**WHAT YOU SHOULD DO**
Give the number of lines holding the string "kind" and nothing more.

■ ■ ■ ■ ■ ■ ■

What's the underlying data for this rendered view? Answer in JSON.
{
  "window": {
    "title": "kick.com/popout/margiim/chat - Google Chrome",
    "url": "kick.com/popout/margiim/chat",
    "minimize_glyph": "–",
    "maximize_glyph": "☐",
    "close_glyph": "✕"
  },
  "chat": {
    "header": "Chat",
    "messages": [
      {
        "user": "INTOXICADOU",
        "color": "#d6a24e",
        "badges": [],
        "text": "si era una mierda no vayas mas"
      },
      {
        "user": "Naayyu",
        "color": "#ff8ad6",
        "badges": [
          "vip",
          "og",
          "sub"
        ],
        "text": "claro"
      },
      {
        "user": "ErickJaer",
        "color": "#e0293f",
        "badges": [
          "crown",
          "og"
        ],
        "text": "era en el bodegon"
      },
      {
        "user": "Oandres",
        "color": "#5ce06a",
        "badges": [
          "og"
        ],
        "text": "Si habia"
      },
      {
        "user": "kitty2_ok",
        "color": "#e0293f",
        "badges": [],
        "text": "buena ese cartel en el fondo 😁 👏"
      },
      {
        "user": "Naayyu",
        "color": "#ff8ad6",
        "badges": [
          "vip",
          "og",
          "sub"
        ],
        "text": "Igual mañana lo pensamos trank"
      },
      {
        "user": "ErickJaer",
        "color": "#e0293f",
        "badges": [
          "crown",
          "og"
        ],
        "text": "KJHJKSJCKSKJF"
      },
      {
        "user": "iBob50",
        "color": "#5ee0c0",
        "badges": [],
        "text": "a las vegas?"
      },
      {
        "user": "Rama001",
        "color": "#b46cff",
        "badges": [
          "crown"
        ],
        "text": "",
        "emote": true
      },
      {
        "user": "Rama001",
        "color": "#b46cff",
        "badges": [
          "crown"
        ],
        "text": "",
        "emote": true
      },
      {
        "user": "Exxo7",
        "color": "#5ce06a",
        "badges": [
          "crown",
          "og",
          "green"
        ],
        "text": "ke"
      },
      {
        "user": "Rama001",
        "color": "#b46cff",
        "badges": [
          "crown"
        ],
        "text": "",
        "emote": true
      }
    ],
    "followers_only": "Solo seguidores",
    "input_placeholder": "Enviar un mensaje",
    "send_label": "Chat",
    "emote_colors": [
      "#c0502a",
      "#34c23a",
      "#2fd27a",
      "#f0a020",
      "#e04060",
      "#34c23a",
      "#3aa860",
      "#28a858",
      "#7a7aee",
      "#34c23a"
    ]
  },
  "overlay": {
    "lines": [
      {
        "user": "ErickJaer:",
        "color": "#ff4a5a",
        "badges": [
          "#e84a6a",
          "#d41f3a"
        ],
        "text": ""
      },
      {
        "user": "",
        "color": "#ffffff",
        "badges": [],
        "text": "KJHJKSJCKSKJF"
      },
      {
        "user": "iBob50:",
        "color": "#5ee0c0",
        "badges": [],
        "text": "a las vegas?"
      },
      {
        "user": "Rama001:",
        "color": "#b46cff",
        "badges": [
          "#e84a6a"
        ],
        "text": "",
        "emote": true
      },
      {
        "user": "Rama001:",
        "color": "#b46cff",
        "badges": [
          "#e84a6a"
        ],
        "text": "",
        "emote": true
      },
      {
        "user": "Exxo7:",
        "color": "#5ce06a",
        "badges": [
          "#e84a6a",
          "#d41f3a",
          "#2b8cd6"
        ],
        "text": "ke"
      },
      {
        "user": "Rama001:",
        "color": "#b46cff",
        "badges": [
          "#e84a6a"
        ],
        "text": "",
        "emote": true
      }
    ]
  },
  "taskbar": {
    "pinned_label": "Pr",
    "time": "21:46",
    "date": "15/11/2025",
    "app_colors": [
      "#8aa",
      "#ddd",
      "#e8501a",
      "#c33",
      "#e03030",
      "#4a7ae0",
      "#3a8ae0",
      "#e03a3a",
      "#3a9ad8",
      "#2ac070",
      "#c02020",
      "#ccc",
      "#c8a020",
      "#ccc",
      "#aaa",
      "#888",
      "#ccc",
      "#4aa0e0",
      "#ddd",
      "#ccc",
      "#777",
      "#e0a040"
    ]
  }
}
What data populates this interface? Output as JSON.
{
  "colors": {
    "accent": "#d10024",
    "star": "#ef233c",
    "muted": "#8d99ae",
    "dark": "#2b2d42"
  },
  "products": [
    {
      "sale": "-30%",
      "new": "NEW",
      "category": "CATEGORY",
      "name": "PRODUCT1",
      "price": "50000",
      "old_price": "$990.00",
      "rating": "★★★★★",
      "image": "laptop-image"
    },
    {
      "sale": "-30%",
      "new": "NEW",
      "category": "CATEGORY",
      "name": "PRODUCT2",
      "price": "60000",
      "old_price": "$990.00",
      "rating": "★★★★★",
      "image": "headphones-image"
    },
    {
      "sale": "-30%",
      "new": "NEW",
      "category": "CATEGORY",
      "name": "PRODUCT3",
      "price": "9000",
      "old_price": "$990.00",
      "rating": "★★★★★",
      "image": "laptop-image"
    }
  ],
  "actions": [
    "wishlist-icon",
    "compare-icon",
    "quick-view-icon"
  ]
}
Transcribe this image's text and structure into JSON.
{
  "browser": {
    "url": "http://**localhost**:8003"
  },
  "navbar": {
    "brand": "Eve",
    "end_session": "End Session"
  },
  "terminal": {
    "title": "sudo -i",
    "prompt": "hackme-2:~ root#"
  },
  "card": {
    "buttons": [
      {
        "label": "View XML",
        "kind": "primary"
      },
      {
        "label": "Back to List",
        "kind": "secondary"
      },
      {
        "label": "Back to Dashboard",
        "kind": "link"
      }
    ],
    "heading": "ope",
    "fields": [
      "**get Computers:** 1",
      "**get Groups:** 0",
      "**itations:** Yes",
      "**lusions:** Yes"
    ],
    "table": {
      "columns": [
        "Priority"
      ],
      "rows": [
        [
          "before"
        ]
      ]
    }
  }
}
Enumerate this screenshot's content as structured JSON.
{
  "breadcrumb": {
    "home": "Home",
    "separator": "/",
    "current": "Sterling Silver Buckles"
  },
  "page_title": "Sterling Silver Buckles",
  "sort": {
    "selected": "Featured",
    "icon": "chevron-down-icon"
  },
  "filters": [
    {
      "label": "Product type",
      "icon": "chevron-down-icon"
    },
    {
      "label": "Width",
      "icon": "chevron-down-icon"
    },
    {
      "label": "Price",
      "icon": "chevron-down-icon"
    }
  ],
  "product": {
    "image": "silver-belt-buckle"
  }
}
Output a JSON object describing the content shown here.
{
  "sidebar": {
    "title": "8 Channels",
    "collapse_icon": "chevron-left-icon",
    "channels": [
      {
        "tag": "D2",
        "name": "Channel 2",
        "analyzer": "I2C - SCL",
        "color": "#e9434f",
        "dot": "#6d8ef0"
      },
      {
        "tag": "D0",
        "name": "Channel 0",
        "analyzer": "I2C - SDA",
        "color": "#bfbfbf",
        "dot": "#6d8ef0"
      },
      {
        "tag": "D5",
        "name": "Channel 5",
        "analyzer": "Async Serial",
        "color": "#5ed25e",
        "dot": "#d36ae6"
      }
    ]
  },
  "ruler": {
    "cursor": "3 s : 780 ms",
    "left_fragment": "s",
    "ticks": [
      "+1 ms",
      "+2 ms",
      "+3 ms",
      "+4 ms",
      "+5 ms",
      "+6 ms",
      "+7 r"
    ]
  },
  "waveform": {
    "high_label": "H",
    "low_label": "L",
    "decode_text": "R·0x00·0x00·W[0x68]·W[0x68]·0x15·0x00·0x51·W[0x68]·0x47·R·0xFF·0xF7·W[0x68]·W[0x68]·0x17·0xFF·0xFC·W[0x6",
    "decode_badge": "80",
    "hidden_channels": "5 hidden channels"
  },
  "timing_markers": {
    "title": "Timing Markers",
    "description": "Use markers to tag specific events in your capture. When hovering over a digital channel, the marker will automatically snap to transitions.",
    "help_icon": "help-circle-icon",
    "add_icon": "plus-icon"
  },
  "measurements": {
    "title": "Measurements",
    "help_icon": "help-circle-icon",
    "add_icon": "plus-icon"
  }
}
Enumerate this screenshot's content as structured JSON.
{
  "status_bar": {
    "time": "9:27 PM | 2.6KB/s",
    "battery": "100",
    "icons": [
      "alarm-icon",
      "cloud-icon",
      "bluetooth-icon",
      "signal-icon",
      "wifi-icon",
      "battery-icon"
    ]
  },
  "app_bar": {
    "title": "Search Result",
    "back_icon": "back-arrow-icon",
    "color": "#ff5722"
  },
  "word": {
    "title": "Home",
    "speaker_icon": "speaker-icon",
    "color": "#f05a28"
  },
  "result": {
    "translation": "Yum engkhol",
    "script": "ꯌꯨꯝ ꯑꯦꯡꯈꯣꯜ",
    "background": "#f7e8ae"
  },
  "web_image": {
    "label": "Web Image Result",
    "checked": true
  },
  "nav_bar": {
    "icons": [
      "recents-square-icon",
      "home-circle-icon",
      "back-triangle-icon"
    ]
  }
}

■ ■ ■ ■ ■ ■ ■

**COMPLETE OUTPUT**
3